# 本文

====

連載コラム「邦画特撮大全」第92章
今回の邦画特撮大全は、前回記事に引き続き『シン・仮面ライダー』を紹介します。
2021年4月3日、「仮面ライダー」生誕50周年企画発表会見での庵野秀明監督による映画『シン・仮面ライダー』の製作発表は、仮面ライダーファン・特撮ファンのみならず多くの人々を驚かせたでしょう。『シン・ゴジラ』『シン・ウルトラマン』に続き、庵野監督が日本を代表する特撮作品を手掛けるのです。
今回は庵野秀明監督の代表作「エヴァンゲリオン」シリーズで描かれた、仮面ライダーの要素を読み解いていきます。
映画『シン・仮面ライダー』の作品情報
【公開予定】
2023年(日本映画)
【原作】
石ノ森章太郎
【脚本・監督】
庵野秀明
【作品概要】
1971年4月に第1作目『仮面ライダー』の放送が開始され、今年2021年で50周年を迎える仮面ライダーシリーズ。生誕50周年作品として企画された映画作品が本作『シン・仮面ライダー』です。
脚本・監督を務めるのは、今年2021年公開された『シン・エヴァンゲリオン劇場版』で「エヴァンゲリオン」シリーズを完結させた庵野秀明監督。本作は庵野秀明監督から東映に持ち込まれた企画で、企画メモから今回の製作発表まで足掛け6年の歳月がかかっています。
闇の中に光る眼
庵野秀明監督の代表作『新世紀エヴァンゲリオン』(1995)は、市街地内で巨人と未知の生命体が戦うシチュエーション、怪獣を発展させた敵・使徒のキャラクター性など、その設定ベースは『ウルトラマン』(1966)です。そのため「エヴァンゲリオンシリーズ」に取り込まれた『仮面ライダー』を思わせる要素は、比較的少ないように思われます。
まず、エヴァ初号機の「闇に光る眼」のイメージです。第2話「見知らぬ天井」での初号機の初戦闘、第3使徒サキエルとの戦闘の舞台は夜の第3新東京市街でした。TVシリーズ制作時の90年代はまだアナログのセル画によってアニメーションは制作されています。技術的な問題やアクションシーンで動きが多いなどの点から、初号機の目の光、緑や橙色の体の電飾は塗りで表現され、透過光による撮影処理も初号機が暴走する部分の目にのみ取り入れられていました。

====

# 記録
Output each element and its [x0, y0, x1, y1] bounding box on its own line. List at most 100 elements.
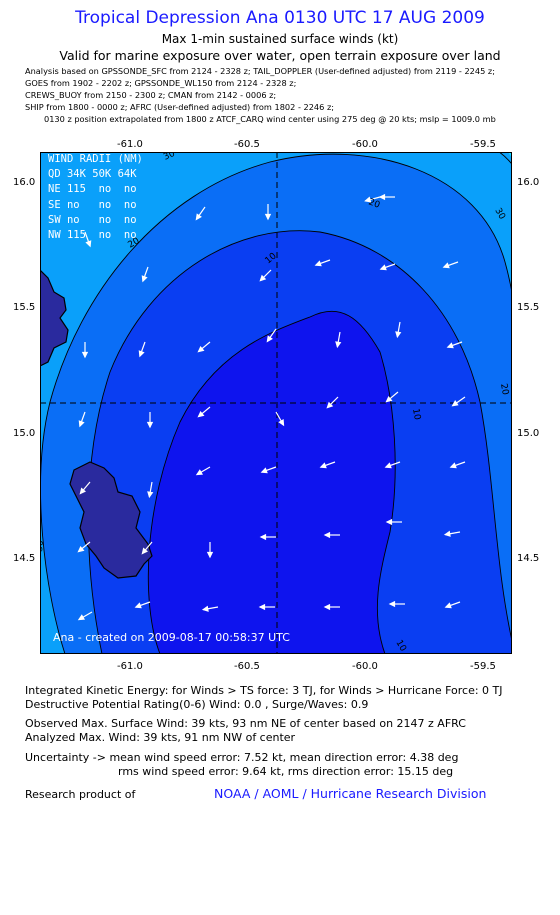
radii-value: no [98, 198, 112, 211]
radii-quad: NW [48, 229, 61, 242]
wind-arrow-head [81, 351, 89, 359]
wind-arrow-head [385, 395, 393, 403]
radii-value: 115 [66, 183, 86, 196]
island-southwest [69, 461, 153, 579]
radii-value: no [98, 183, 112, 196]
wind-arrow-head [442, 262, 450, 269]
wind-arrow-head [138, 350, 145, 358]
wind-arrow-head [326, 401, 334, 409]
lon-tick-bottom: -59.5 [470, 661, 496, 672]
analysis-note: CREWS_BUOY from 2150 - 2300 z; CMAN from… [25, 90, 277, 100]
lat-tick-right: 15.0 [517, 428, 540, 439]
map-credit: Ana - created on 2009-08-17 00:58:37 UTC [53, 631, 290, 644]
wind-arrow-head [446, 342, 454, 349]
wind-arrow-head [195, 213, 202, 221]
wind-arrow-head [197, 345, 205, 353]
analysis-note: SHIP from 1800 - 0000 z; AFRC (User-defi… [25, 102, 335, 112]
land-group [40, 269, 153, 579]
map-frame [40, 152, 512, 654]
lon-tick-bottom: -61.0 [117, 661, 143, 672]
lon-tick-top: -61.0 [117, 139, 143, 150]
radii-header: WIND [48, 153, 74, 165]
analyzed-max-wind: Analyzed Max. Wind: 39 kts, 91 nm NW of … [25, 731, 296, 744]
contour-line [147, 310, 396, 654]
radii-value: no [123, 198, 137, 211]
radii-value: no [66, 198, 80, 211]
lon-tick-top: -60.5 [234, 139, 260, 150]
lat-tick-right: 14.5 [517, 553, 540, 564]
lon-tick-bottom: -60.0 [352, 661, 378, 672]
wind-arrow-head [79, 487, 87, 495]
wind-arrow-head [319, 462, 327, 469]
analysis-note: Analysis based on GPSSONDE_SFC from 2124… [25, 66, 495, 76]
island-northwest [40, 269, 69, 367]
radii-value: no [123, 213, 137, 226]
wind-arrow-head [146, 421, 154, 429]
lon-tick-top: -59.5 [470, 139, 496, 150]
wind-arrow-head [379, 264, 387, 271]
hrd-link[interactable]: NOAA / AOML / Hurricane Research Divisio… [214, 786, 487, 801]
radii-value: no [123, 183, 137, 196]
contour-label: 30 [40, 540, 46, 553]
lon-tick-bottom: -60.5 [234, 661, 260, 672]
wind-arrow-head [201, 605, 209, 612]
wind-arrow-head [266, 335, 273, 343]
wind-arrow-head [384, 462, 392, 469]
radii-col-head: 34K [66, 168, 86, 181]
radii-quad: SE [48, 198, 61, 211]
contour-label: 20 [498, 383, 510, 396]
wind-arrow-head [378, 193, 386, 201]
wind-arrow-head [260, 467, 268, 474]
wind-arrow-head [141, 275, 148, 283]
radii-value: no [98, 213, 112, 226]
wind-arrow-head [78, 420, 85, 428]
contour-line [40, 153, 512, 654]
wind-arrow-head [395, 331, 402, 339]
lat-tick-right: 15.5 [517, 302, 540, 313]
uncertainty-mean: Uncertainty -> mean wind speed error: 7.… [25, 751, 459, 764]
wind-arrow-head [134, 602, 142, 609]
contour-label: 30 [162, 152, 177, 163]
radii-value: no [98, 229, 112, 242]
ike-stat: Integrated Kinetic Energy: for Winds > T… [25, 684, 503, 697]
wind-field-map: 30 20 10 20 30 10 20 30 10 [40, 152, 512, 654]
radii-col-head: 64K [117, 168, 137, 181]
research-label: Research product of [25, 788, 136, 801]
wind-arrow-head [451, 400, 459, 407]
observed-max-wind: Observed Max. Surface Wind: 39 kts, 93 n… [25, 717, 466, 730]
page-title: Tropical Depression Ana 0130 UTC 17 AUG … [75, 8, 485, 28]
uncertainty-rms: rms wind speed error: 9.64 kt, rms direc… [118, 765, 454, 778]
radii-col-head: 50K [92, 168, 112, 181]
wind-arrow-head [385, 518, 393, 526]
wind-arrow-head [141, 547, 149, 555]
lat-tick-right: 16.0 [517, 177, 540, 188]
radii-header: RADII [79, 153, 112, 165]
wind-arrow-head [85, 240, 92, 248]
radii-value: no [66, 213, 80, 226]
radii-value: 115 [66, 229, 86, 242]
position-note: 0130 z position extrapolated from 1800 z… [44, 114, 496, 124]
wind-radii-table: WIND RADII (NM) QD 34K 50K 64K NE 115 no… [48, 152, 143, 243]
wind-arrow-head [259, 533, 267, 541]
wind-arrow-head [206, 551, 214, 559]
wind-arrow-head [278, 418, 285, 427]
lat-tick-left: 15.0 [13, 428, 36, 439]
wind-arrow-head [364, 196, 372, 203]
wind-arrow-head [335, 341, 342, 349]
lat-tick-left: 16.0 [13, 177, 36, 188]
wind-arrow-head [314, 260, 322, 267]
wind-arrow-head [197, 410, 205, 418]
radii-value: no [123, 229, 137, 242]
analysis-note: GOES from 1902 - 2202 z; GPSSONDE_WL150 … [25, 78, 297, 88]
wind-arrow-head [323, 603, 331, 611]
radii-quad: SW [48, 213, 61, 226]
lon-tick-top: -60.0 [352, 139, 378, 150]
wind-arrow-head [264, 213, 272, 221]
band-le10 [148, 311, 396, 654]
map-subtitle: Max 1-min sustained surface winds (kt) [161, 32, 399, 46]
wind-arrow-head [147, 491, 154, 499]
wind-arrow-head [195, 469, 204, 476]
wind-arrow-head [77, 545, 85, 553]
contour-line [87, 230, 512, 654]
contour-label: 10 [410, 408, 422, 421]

====

# やること
本文で『』にくくられている作品名を、重複なしでぜんぶ書き出してください。

# 正しい答え
『シン・仮面ライダー』
『シン・ゴジラ』
『シン・ウルトラマン』
『仮面ライダー』
『シン・エヴァンゲリオン劇場版』
『新世紀エヴァンゲリオン』
『ウルトラマン』